*** Material ***

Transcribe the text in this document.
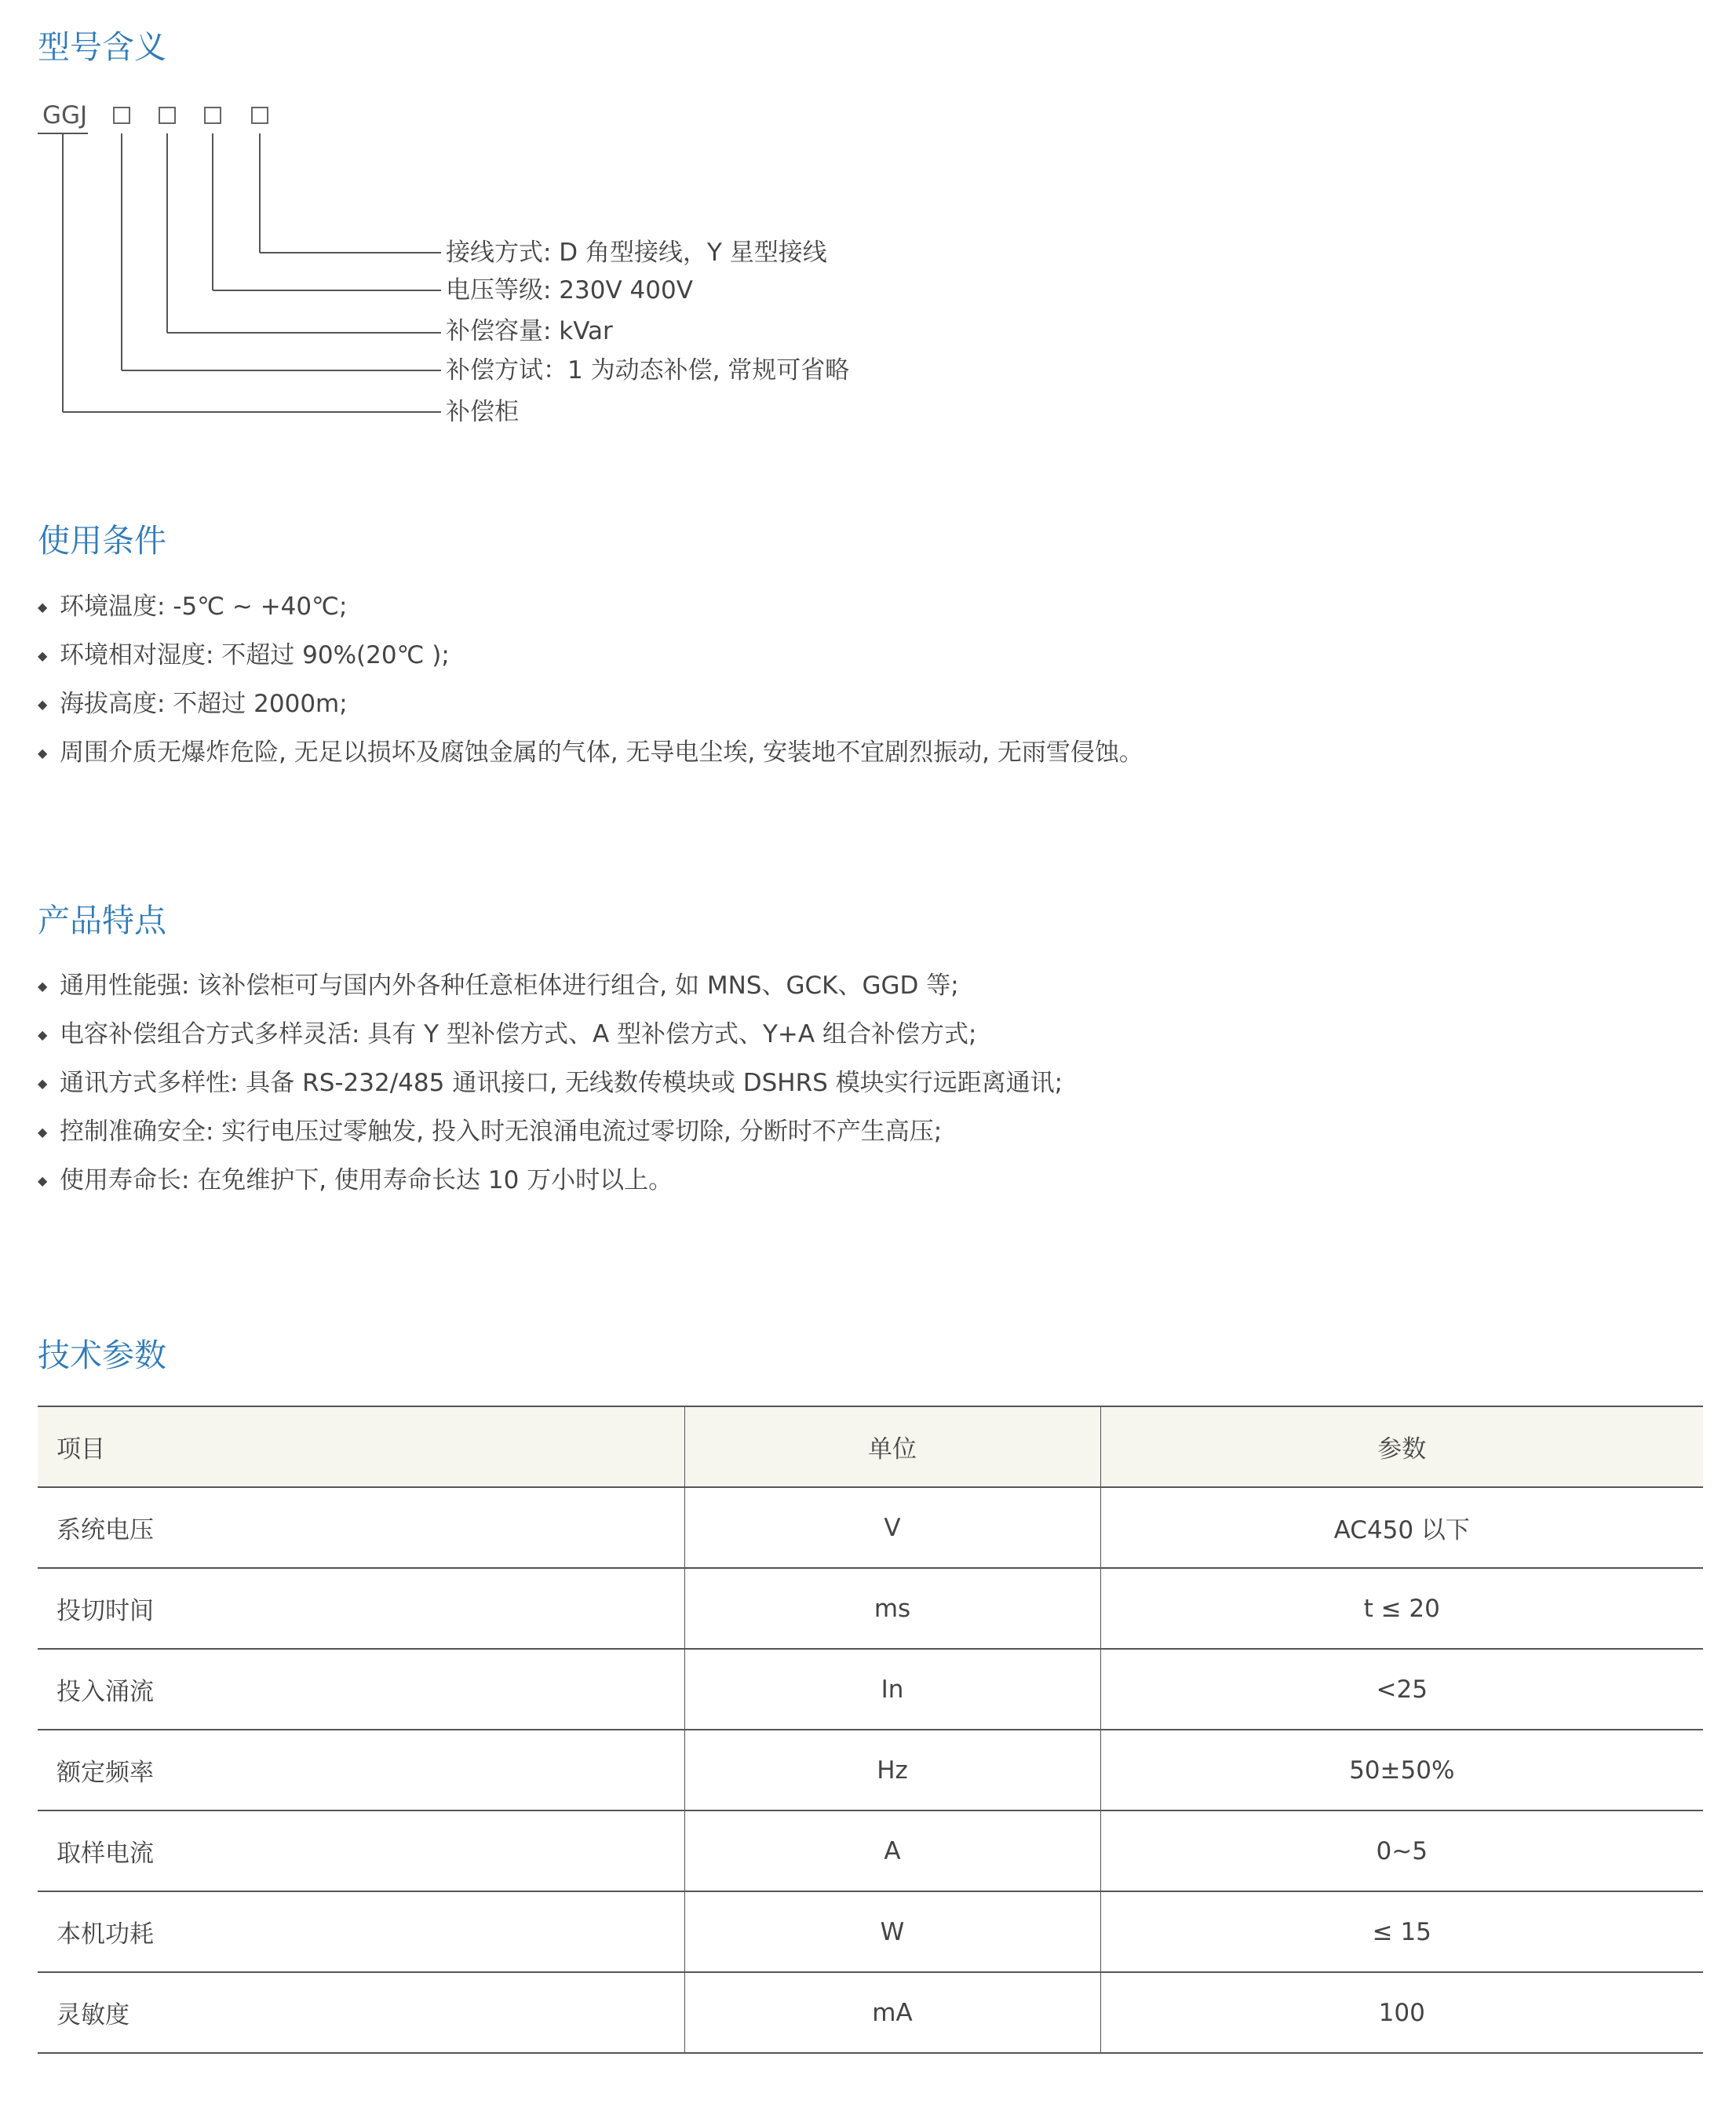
型号含义
GGJ
接线方式: D 角型接线，Y 星型接线
电压等级: 230V 400V
补偿容量: kVar
补偿方试：1 为动态补偿, 常规可省略
补偿柜
使用条件
◆ 环境温度: -5℃ ~ +40℃;
◆ 环境相对湿度: 不超过 90%(20℃ );
◆ 海拔高度: 不超过 2000m;
◆ 周围介质无爆炸危险, 无足以损坏及腐蚀金属的气体, 无导电尘埃, 安装地不宜剧烈振动, 无雨雪侵蚀。
产品特点
◆ 通用性能强: 该补偿柜可与国内外各种任意柜体进行组合, 如 MNS、GCK、GGD 等;
◆ 电容补偿组合方式多样灵活: 具有 Y 型补偿方式、A 型补偿方式、Y+A 组合补偿方式;
◆ 通讯方式多样性: 具备 RS-232/485 通讯接口, 无线数传模块或 DSHRS 模块实行远距离通讯;
◆ 控制准确安全: 实行电压过零触发, 投入时无浪涌电流过零切除, 分断时不产生高压;
◆ 使用寿命长: 在免维护下, 使用寿命长达 10 万小时以上。
技术参数
项目	单位	参数
系统电压	V	AC450 以下
投切时间	ms	t ≤ 20
投入涌流	In	<25
额定频率	Hz	50±50%
取样电流	A	0~5
本机功耗	W	≤ 15
灵敏度	mA	100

***

Quote the records above exactly, leaving out any pictures.

Transcribe the text in this document.
型号含义
GGJ
接线方式: D 角型接线，Y 星型接线
电压等级: 230V 400V
补偿容量: kVar
补偿方试：1 为动态补偿, 常规可省略
补偿柜
使用条件
◆ 环境温度: -5℃ ~ +40℃;
◆ 环境相对湿度: 不超过 90%(20℃ );
◆ 海拔高度: 不超过 2000m;
◆ 周围介质无爆炸危险, 无足以损坏及腐蚀金属的气体, 无导电尘埃, 安装地不宜剧烈振动, 无雨雪侵蚀。
产品特点
◆ 通用性能强: 该补偿柜可与国内外各种任意柜体进行组合, 如 MNS、GCK、GGD 等;
◆ 电容补偿组合方式多样灵活: 具有 Y 型补偿方式、A 型补偿方式、Y+A 组合补偿方式;
◆ 通讯方式多样性: 具备 RS-232/485 通讯接口, 无线数传模块或 DSHRS 模块实行远距离通讯;
◆ 控制准确安全: 实行电压过零触发, 投入时无浪涌电流过零切除, 分断时不产生高压;
◆ 使用寿命长: 在免维护下, 使用寿命长达 10 万小时以上。
技术参数
项目	单位	参数
系统电压	V	AC450 以下
投切时间	ms	t ≤ 20
投入涌流	In	<25
额定频率	Hz	50±50%
取样电流	A	0~5
本机功耗	W	≤ 15
灵敏度	mA	100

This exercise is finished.